Data records
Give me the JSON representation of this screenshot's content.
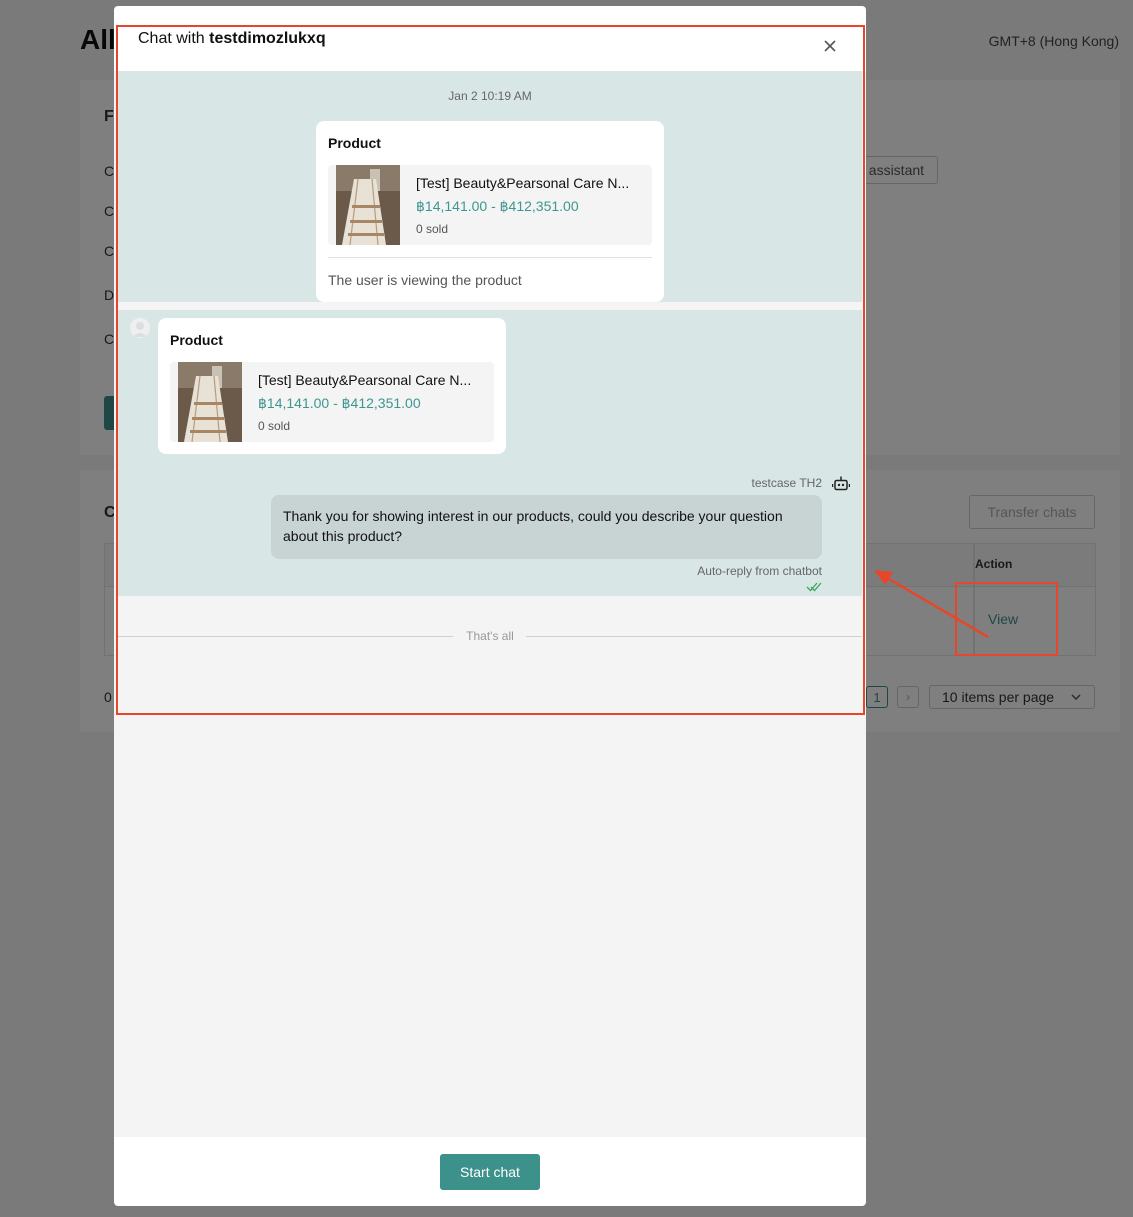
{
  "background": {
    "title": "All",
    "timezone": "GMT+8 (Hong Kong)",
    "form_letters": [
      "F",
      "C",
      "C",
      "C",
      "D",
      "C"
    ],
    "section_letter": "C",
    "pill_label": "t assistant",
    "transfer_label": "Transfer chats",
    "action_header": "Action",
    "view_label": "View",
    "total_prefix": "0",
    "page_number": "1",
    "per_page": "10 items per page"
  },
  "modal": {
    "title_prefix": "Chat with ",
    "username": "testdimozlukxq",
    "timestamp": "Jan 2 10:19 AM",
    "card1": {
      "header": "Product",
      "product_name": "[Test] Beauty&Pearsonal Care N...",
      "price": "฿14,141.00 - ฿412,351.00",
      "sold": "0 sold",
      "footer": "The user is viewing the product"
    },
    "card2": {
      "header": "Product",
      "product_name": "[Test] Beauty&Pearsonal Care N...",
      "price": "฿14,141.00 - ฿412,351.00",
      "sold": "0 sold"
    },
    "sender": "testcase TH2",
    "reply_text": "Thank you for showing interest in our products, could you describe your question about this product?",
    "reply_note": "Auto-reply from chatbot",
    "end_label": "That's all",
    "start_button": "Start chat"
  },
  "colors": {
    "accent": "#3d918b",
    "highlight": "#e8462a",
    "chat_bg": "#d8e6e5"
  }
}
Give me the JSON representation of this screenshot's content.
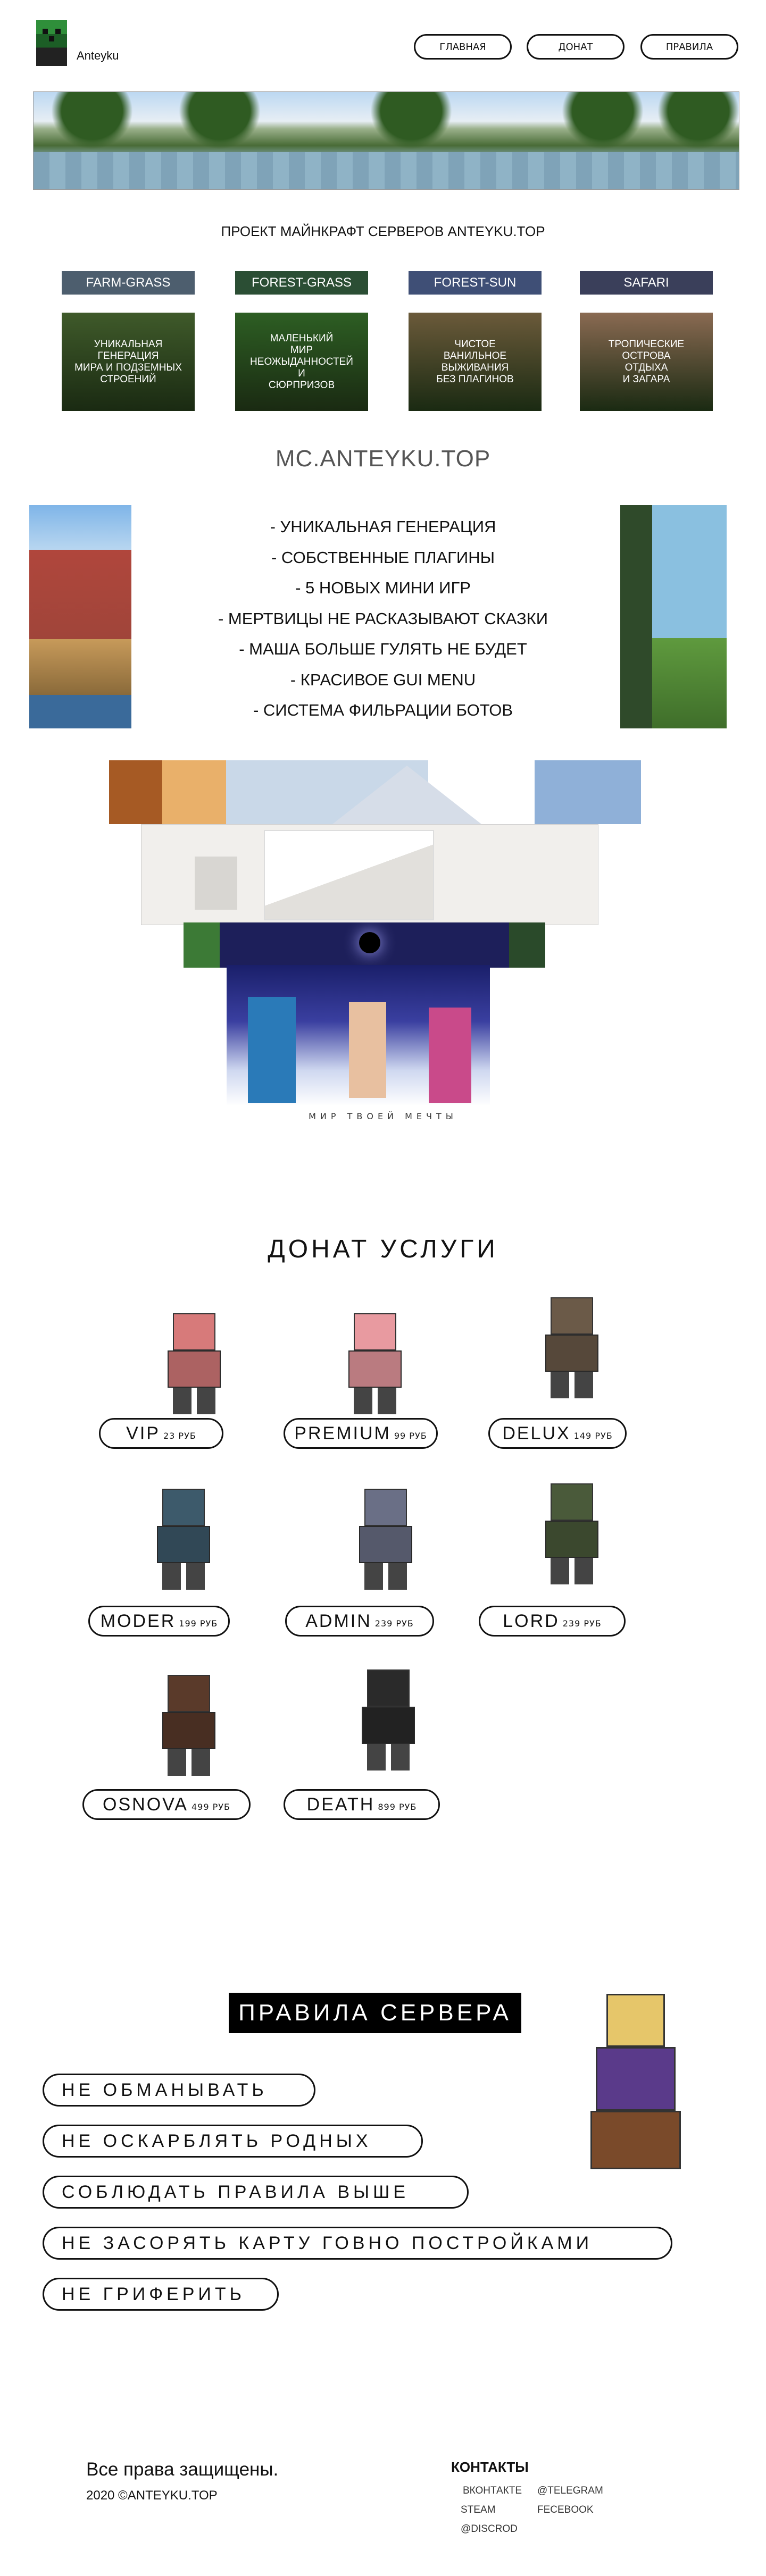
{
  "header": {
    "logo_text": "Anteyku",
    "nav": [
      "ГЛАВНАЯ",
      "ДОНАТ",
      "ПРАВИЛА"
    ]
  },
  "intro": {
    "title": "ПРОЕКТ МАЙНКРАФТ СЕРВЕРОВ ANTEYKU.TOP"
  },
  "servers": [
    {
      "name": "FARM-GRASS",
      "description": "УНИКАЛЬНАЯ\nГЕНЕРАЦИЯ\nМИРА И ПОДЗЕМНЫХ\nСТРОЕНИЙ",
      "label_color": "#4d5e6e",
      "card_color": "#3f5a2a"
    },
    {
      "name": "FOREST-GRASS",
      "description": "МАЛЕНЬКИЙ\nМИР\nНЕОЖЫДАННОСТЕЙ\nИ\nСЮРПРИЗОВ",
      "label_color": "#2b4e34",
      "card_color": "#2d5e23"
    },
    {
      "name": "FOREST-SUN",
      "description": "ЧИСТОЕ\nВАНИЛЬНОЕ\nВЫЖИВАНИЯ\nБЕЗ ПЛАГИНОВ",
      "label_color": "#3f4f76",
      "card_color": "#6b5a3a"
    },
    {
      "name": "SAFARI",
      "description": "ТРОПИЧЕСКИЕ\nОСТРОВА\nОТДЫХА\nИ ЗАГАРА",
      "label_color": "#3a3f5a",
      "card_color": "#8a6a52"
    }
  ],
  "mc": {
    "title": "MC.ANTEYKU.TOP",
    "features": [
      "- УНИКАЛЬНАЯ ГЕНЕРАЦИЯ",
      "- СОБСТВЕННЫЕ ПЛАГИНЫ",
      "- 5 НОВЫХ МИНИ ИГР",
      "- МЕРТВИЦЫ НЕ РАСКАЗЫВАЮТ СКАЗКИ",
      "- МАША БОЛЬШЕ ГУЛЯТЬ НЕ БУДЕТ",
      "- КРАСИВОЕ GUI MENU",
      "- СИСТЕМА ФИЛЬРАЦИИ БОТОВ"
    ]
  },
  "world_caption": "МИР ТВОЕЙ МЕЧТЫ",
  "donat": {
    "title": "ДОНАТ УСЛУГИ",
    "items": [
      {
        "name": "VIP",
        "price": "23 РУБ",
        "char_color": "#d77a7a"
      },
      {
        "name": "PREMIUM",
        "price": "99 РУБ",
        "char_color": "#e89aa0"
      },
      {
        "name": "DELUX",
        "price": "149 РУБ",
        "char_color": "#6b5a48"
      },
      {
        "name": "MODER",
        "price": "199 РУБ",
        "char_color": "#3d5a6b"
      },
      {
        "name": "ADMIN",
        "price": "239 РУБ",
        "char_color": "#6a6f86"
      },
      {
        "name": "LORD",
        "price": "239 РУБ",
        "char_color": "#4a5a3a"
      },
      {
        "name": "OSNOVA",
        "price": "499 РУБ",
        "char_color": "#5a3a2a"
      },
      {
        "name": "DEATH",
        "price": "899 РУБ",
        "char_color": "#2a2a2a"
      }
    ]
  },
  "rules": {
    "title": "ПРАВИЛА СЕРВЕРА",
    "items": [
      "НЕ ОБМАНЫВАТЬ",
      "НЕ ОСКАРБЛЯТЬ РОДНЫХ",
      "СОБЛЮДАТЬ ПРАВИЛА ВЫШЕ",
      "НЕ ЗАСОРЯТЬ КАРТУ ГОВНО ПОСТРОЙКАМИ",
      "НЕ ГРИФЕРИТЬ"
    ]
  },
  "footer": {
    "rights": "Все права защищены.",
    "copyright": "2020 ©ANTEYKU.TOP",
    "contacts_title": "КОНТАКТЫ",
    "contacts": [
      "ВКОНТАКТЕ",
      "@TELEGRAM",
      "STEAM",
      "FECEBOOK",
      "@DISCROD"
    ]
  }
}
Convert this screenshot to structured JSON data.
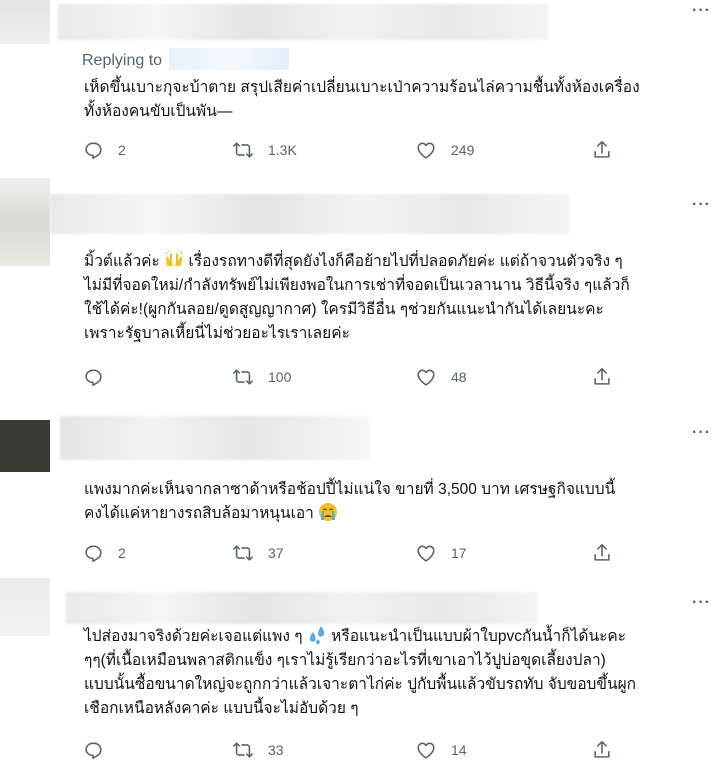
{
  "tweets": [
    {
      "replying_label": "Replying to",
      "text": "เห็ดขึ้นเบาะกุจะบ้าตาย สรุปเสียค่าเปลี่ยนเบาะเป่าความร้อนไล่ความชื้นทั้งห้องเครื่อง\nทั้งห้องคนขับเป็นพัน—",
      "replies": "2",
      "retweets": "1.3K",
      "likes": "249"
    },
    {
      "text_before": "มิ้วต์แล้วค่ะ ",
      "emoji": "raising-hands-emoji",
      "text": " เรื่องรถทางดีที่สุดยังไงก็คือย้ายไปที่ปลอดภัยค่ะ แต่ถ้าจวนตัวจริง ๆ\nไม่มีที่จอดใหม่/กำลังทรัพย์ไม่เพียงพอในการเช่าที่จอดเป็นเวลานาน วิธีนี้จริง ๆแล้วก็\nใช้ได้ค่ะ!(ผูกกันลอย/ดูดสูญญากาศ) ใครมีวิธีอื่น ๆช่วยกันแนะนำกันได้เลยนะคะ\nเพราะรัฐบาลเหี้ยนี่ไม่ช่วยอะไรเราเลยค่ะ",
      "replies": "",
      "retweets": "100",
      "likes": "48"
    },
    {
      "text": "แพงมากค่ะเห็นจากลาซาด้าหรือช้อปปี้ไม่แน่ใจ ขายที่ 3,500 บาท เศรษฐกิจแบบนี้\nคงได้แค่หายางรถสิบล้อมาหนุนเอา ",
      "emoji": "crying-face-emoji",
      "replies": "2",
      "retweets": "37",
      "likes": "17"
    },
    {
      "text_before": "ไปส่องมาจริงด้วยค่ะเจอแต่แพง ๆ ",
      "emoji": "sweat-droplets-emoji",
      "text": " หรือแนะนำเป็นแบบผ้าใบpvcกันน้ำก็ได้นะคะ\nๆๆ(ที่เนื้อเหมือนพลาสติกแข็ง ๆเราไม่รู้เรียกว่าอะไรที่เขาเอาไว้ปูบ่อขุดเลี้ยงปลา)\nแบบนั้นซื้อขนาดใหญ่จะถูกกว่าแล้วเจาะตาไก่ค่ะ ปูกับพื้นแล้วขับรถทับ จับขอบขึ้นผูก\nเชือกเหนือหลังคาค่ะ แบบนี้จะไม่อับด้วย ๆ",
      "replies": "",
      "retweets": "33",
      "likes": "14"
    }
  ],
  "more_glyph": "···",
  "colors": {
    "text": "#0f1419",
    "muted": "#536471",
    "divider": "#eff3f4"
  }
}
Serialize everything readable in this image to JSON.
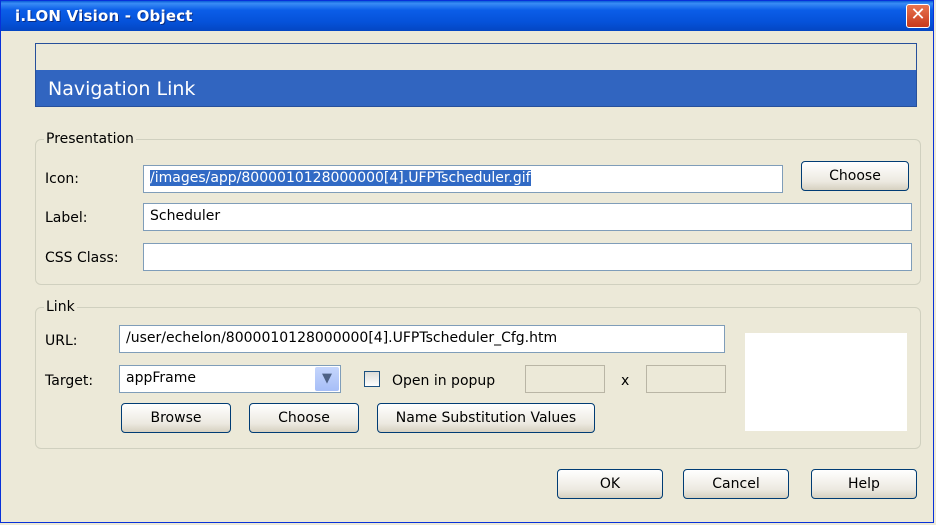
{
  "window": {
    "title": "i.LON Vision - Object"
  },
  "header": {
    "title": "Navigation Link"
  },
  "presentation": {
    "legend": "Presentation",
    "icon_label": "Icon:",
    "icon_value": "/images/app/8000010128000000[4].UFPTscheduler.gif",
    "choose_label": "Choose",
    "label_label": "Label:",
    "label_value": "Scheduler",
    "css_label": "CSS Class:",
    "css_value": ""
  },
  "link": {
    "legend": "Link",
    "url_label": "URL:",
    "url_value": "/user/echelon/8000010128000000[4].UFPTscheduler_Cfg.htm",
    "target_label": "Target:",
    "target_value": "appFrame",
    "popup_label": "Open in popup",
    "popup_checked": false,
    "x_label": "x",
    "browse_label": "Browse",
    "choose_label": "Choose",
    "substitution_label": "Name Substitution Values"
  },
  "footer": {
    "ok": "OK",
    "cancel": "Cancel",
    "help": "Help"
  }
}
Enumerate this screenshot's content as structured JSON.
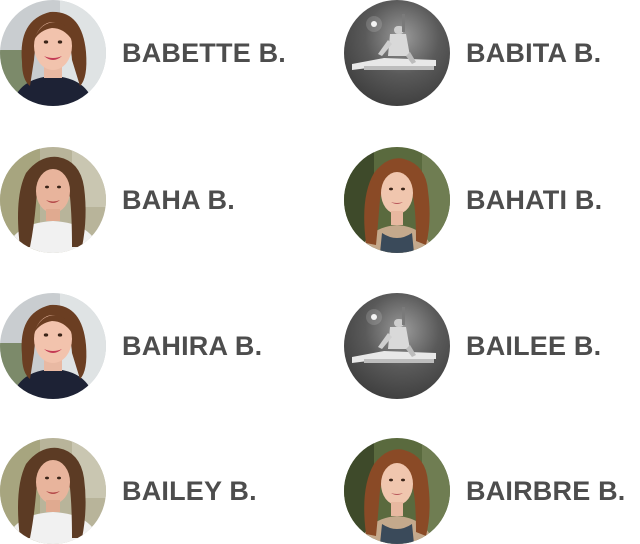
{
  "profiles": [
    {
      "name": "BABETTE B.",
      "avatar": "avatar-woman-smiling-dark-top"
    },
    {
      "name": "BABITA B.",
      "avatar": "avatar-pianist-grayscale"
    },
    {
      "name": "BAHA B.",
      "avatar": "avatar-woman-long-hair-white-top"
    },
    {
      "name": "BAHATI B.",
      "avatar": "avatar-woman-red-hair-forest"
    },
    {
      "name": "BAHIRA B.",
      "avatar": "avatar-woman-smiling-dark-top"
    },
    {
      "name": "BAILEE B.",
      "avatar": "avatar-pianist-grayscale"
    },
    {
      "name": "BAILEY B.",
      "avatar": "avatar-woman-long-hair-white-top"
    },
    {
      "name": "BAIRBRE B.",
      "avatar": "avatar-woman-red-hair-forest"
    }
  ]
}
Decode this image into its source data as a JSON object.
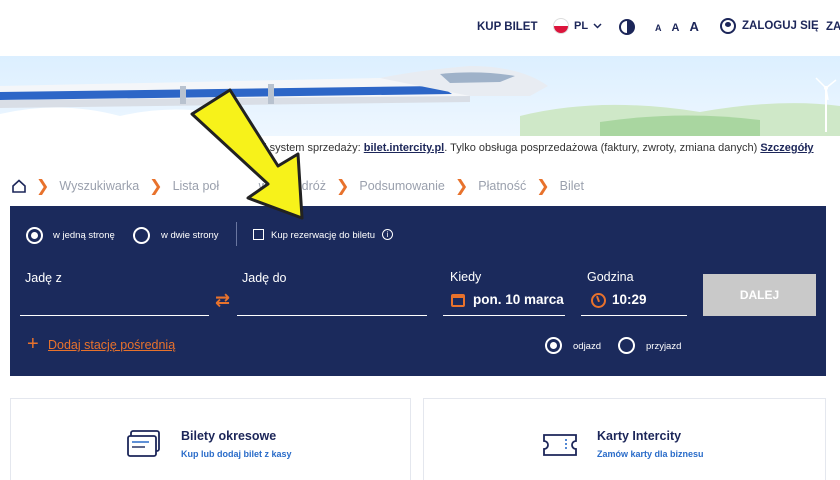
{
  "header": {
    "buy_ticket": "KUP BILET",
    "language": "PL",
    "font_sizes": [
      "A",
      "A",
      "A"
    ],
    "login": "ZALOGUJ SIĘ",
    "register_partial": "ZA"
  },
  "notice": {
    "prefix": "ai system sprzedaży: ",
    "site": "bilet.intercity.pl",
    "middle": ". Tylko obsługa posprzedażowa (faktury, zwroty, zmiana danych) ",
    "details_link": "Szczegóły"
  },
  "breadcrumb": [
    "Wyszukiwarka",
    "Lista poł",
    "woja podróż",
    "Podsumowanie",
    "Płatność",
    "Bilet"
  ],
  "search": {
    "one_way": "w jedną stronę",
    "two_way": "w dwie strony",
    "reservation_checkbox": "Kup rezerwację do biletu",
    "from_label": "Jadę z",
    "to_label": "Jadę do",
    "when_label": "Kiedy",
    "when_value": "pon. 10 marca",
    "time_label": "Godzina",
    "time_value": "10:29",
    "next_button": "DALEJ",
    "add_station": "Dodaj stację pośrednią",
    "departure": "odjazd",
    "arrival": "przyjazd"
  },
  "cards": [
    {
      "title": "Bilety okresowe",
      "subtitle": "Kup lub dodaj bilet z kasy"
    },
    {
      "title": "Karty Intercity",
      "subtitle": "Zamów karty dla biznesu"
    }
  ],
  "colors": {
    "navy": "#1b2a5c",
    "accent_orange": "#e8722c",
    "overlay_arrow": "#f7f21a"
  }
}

● **Aim**
Go through the material line by line. Show each line that contains the string "price".

● **Response**
      "price": "฿14,141.00 - ฿412,351.00",
      "price": "฿14,141.00 - ฿412,351.00",
        "price": "23 РУБ",
        "price": "99 РУБ",
        "price": "149 РУБ",
        "price": "199 РУБ",
        "price": "239 РУБ",
        "price": "239 РУБ",
        "price": "499 РУБ",
        "price": "899 РУБ",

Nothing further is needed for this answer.